(Provided text)
══════

# Sighting in problems



## stimmie78 (Dec 8, 2007)

I've had problems with sighting in my muzzleloader. 
Gun issue traditions deer hunter kit I built two years ago. 1:48 twist 24" bbl. bullet is 385 grain hornady Great Plains lead bullet. Powder is pyrodex rs. With 90 grains it shoots very low and left. Like 6" each way. With 75 grains the elevation is good but still 6" left. I can't move the sight anymore left than it already is. I tried patch and ball and I get about the same. Just because, I shot the sks freehand before I left and still hit left. 

What am I doing wrong? Is it because I shoot left handed? I'm just fine with scoped guns and my handguns. 

Just getting frustrated today.


----------



## Mtnbeer (Jul 15, 2012)

Have you shot this gun before?


----------



## DallanC (Jan 13, 2009)

Get a drift punch and move that front sight to the left.


-DallanC


----------



## stimmie78 (Dec 8, 2007)

Figured it out. Don't have brain farts when sighting in your gun. Causes much frustration. :-?


----------



## stimmie78 (Dec 8, 2007)

Any patch readers?

══════

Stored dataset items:
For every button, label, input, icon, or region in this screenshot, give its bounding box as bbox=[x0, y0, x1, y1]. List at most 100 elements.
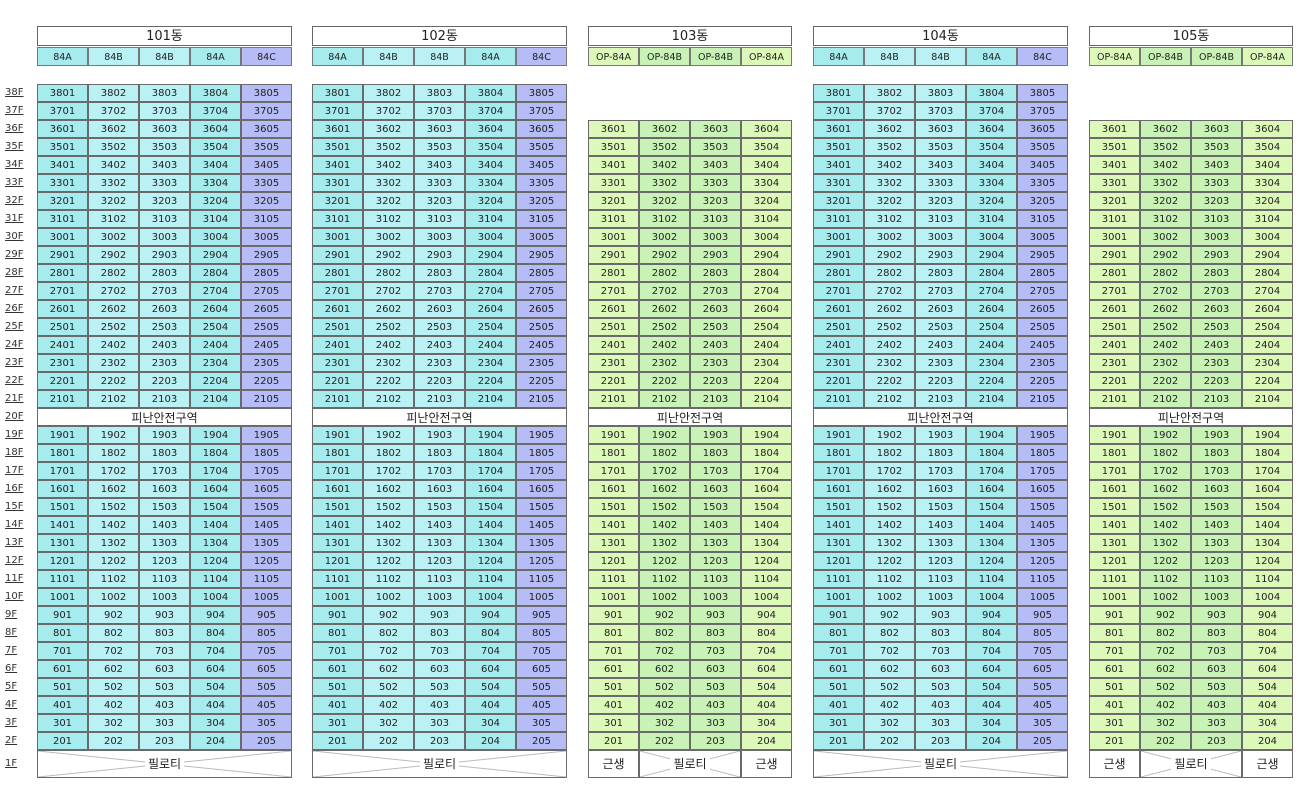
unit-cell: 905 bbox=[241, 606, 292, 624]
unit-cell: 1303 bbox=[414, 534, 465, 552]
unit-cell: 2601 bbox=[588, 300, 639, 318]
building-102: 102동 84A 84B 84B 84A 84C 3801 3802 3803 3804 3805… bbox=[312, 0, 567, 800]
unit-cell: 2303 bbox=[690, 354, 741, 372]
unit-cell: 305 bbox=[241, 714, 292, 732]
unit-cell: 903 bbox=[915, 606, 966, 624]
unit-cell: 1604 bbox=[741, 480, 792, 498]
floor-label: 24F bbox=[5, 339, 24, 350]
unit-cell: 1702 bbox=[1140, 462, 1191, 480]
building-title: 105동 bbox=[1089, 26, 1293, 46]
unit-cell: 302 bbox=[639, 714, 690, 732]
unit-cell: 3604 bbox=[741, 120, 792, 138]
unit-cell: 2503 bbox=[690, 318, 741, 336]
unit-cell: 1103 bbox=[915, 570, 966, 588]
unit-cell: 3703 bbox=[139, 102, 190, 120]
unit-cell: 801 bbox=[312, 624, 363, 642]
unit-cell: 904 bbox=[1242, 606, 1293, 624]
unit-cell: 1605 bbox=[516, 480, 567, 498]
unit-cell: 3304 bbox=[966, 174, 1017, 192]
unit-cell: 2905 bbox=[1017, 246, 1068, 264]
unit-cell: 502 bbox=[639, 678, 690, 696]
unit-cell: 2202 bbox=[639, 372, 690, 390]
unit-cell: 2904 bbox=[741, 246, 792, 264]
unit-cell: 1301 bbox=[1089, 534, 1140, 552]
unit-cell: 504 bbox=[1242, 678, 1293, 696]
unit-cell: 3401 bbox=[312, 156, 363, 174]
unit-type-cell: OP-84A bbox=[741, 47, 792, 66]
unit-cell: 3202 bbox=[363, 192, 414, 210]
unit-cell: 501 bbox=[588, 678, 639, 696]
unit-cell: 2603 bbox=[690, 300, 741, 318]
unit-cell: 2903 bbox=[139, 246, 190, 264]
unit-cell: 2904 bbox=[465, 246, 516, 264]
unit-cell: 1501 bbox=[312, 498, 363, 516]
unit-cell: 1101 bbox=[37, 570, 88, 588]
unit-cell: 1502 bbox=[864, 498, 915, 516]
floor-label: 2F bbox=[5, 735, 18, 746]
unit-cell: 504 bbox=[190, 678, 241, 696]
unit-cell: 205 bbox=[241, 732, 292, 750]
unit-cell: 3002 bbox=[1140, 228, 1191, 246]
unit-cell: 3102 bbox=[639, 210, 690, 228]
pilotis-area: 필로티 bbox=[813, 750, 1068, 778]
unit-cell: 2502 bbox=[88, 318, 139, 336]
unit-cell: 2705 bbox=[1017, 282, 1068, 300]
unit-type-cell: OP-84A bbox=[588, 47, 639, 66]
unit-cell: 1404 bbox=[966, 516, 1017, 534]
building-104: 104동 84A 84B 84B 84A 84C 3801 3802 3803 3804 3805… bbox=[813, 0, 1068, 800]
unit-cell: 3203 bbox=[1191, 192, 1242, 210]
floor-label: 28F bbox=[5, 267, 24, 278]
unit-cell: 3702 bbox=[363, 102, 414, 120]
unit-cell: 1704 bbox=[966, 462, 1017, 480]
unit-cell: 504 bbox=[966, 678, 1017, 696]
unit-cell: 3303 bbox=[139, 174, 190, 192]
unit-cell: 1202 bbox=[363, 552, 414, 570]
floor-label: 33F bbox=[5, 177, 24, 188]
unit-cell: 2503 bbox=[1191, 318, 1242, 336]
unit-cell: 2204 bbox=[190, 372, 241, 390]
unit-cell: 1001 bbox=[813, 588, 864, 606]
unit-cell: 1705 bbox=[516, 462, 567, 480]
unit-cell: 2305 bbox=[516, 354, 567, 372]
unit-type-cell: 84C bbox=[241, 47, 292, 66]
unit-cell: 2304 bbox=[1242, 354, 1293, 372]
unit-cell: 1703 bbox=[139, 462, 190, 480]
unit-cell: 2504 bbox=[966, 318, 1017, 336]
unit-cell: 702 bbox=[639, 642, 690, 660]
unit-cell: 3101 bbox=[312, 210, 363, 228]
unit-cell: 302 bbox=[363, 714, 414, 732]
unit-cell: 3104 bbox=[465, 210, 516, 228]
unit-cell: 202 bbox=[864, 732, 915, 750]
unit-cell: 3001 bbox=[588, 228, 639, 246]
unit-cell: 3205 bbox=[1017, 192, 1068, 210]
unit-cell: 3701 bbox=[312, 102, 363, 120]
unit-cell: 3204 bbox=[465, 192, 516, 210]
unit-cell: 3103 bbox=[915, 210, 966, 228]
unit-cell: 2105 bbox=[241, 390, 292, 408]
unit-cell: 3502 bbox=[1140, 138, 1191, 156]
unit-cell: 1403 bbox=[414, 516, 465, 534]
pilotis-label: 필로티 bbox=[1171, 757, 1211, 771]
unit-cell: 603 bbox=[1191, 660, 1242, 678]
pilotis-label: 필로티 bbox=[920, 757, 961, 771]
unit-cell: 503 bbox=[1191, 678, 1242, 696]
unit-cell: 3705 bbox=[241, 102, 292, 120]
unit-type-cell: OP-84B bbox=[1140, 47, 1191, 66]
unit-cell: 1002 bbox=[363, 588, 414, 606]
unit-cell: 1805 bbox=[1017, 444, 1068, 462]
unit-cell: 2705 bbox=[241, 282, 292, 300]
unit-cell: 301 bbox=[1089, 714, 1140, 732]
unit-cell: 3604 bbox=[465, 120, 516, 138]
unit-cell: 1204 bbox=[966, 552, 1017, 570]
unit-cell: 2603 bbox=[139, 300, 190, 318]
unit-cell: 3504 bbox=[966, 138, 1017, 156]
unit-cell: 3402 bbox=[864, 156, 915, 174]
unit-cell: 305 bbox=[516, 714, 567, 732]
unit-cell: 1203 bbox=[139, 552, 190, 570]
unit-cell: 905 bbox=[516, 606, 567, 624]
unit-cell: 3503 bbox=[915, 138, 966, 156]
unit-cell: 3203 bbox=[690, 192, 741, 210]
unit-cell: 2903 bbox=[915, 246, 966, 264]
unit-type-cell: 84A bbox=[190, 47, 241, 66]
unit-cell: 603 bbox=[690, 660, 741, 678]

══════

(Exercise A) For the muzzleloader sighting thread, say whether each statement agrees with it. Answer yes or no for each, and quote the words that decide it. (i) With 75 grains of powder, the shots still landed about 6 inches left. (ii) The barrel has a 1:28 twist. (iii) DallanC suggests moving the front sight to the right.
(Exercise B) Write the next part of the muzzleloader sighting thread, starting after its last post.

(Response A)
(i) Yes: "With 75 grains the elevation is good but still 6" left."
(ii) No: "1:48 twist 24" bbl."
(iii) No: "Get a drift punch and move that front sight to the left."

(Response B)
https://flickr.com/photos/[email protected]/sets/72157656615807143

Pics are of the same 2 patches I found today. Just flipped over in the second pic.


----------



## fishreaper (Jan 2, 2014)

Seems like a pretty shredded patch, but if there is a dark, consistent imprint of your rifling then I assume the gas seal is good.As long as that shredding doesn't impose itself into the seal, or you get gaping holes, then you should be okay. If you're unhappy with your current accuracy, you may try other lubes or increase the amount of lube used. Another option, if increased lube doesn't work out, would be to increase patch thickness. 

Brought to you by someone who knows just enough information to get into trouble.


----------



## DallanC (Jan 13, 2009)

Edges fraying is fine, they dont contact the ball anyway... what I like is that I dont see cutting of the patch from the riflings.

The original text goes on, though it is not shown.